Records from a collection of figures:
◆ ◆ ◆
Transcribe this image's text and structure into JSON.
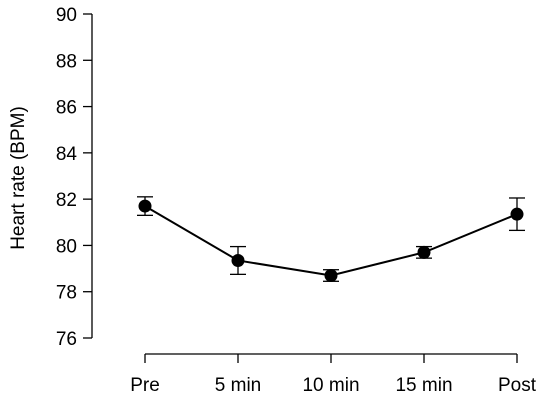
{
  "chart_data": {
    "type": "line",
    "title": "",
    "xlabel": "",
    "ylabel": "Heart rate (BPM)",
    "categories": [
      "Pre",
      "5 min",
      "10 min",
      "15 min",
      "Post"
    ],
    "yticks": [
      "76",
      "78",
      "80",
      "82",
      "84",
      "86",
      "88",
      "90"
    ],
    "ylim": [
      76,
      90
    ],
    "grid": false,
    "series": [
      {
        "values": [
          81.7,
          79.35,
          78.7,
          79.7,
          81.35
        ],
        "error": [
          0.4,
          0.6,
          0.25,
          0.25,
          0.7
        ],
        "color": "#000000"
      }
    ]
  }
}
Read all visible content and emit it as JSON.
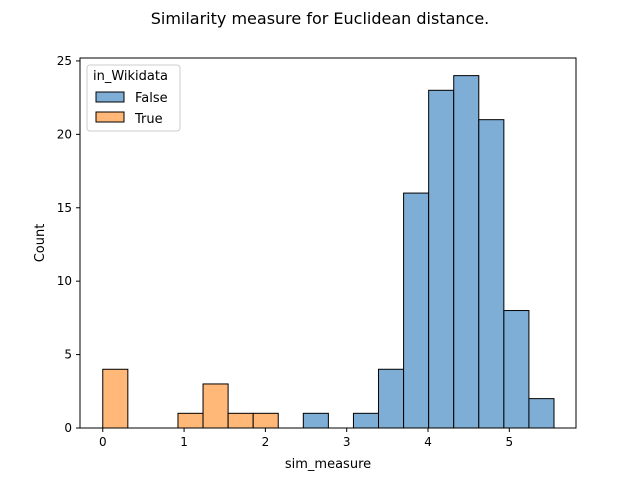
{
  "chart_data": {
    "type": "bar",
    "title": "Similarity measure for Euclidean distance.",
    "xlabel": "sim_measure",
    "ylabel": "Count",
    "xlim": [
      -0.28,
      5.82
    ],
    "ylim": [
      0,
      25.2
    ],
    "xticks": [
      0,
      1,
      2,
      3,
      4,
      5
    ],
    "yticks": [
      0,
      5,
      10,
      15,
      20,
      25
    ],
    "grid": false,
    "legend": {
      "title": "in_Wikidata",
      "placement": "top-left"
    },
    "bin_edges": [
      0.0,
      0.3083,
      0.6166,
      0.9249,
      1.2332,
      1.5415,
      1.8498,
      2.1581,
      2.4664,
      2.7747,
      3.083,
      3.3913,
      3.6996,
      4.0079,
      4.3162,
      4.6245,
      4.9328,
      5.2411,
      5.5494
    ],
    "series": [
      {
        "name": "False",
        "color": "#7eadd6",
        "values": [
          0,
          0,
          0,
          0,
          0,
          0,
          0,
          0,
          1,
          0,
          1,
          4,
          16,
          23,
          24,
          21,
          8,
          2
        ]
      },
      {
        "name": "True",
        "color": "#ffb877",
        "values": [
          4,
          0,
          0,
          1,
          3,
          1,
          1,
          0,
          0,
          0,
          0,
          0,
          0,
          0,
          0,
          0,
          0,
          0
        ]
      }
    ]
  }
}
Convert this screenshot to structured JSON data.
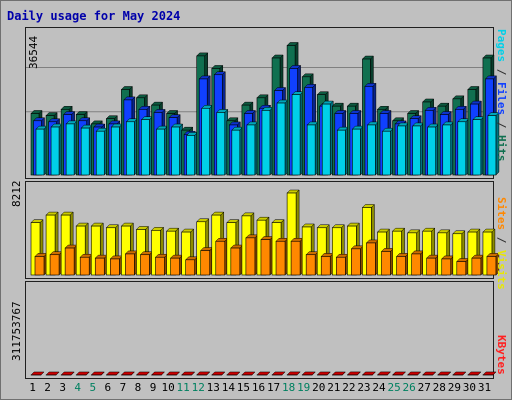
◆ ◆ ◆
EXERCISE –
Using the listing, collect all lines in which the string "JSON" is found.

RESULT BELOW –
Transcribe this image's text and structure into JSON.
Read all visible content and emit it as JSON.
Convert this screenshot to structured JSON data.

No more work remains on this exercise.